Source records
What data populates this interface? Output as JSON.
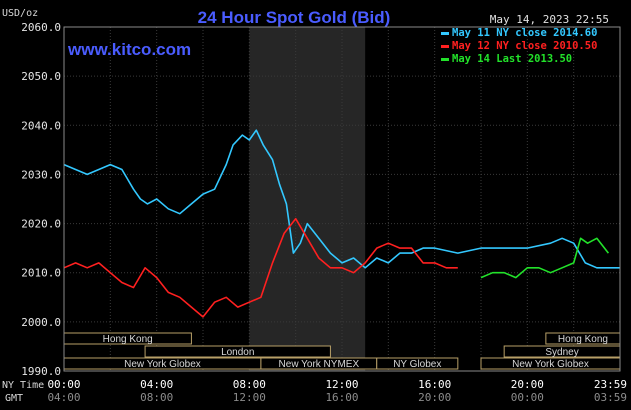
{
  "chart_data": {
    "type": "line",
    "title": "24 Hour Spot Gold (Bid)",
    "watermark": "www.kitco.com",
    "timestamp": "May 14, 2023 22:55",
    "ylabel": "USD/oz",
    "ylim": [
      1990,
      2060
    ],
    "yticks": [
      "2060.0",
      "2050.0",
      "2040.0",
      "2030.0",
      "2020.0",
      "2010.0",
      "2000.0",
      "1990.0"
    ],
    "x_row_labels": [
      "NY Time",
      "GMT"
    ],
    "xticks_ny": [
      "00:00",
      "04:00",
      "08:00",
      "12:00",
      "16:00",
      "20:00",
      "23:59"
    ],
    "xticks_gmt": [
      "04:00",
      "08:00",
      "12:00",
      "16:00",
      "20:00",
      "00:00",
      "03:59"
    ],
    "xlim_hours_ny": [
      0,
      24
    ],
    "shaded_region_hours_ny": [
      8,
      13
    ],
    "grid": true,
    "legend_position": "top-right",
    "markets": [
      {
        "name": "Hong Kong",
        "row": 1,
        "start": 0,
        "end": 5.5
      },
      {
        "name": "Hong Kong",
        "row": 1,
        "start": 20.8,
        "end": 24
      },
      {
        "name": "London",
        "row": 2,
        "start": 3.5,
        "end": 11.5
      },
      {
        "name": "Sydney",
        "row": 2,
        "start": 19,
        "end": 24
      },
      {
        "name": "New York Globex",
        "row": 3,
        "start": 0,
        "end": 8.5
      },
      {
        "name": "New York NYMEX",
        "row": 3,
        "start": 8.5,
        "end": 13.5
      },
      {
        "name": "NY Globex",
        "row": 3,
        "start": 13.5,
        "end": 17
      },
      {
        "name": "New York Globex",
        "row": 3,
        "start": 18,
        "end": 24
      }
    ],
    "series": [
      {
        "name": "May 11 NY close 2014.60",
        "color": "#33c8ff",
        "x": [
          0,
          0.5,
          1,
          1.5,
          2,
          2.5,
          3,
          3.3,
          3.6,
          4,
          4.5,
          5,
          5.5,
          6,
          6.5,
          7,
          7.3,
          7.7,
          8,
          8.3,
          8.6,
          9,
          9.3,
          9.6,
          9.9,
          10.2,
          10.5,
          11,
          11.5,
          12,
          12.5,
          13,
          13.5,
          14,
          14.5,
          15,
          15.5,
          16,
          17,
          18,
          19,
          20,
          21,
          21.5,
          22,
          22.5,
          23,
          23.5,
          24
        ],
        "y": [
          2032,
          2031,
          2030,
          2031,
          2032,
          2031,
          2027,
          2025,
          2024,
          2025,
          2023,
          2022,
          2024,
          2026,
          2027,
          2032,
          2036,
          2038,
          2037,
          2039,
          2036,
          2033,
          2028,
          2024,
          2014,
          2016,
          2020,
          2017,
          2014,
          2012,
          2013,
          2011,
          2013,
          2012,
          2014,
          2014,
          2015,
          2015,
          2014,
          2015,
          2015,
          2015,
          2016,
          2017,
          2016,
          2012,
          2011,
          2011,
          2011
        ]
      },
      {
        "name": "May 12 NY close 2010.50",
        "color": "#ff2020",
        "x": [
          0,
          0.5,
          1,
          1.5,
          2,
          2.5,
          3,
          3.5,
          4,
          4.5,
          5,
          5.5,
          6,
          6.5,
          7,
          7.5,
          8,
          8.5,
          9,
          9.5,
          10,
          10.5,
          11,
          11.5,
          12,
          12.5,
          13,
          13.5,
          14,
          14.5,
          15,
          15.5,
          16,
          16.5,
          17
        ],
        "y": [
          2011,
          2012,
          2011,
          2012,
          2010,
          2008,
          2007,
          2011,
          2009,
          2006,
          2005,
          2003,
          2001,
          2004,
          2005,
          2003,
          2004,
          2005,
          2012,
          2018,
          2021,
          2017,
          2013,
          2011,
          2011,
          2010,
          2012,
          2015,
          2016,
          2015,
          2015,
          2012,
          2012,
          2011,
          2011
        ]
      },
      {
        "name": "May 14 Last 2013.50",
        "color": "#22e22a",
        "x": [
          18,
          18.5,
          19,
          19.5,
          20,
          20.5,
          21,
          21.5,
          22,
          22.3,
          22.6,
          23,
          23.5
        ],
        "y": [
          2009,
          2010,
          2010,
          2009,
          2011,
          2011,
          2010,
          2011,
          2012,
          2017,
          2016,
          2017,
          2014
        ]
      }
    ]
  }
}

- [Work required]: Copy every line from the entries that contains the word "start".

- [Full output]:
        "start": 0,
        "start": 20.8,
        "start": 3.5,
        "start": 19,
        "start": 0,
        "start": 8.5,
        "start": 13.5,
        "start": 18,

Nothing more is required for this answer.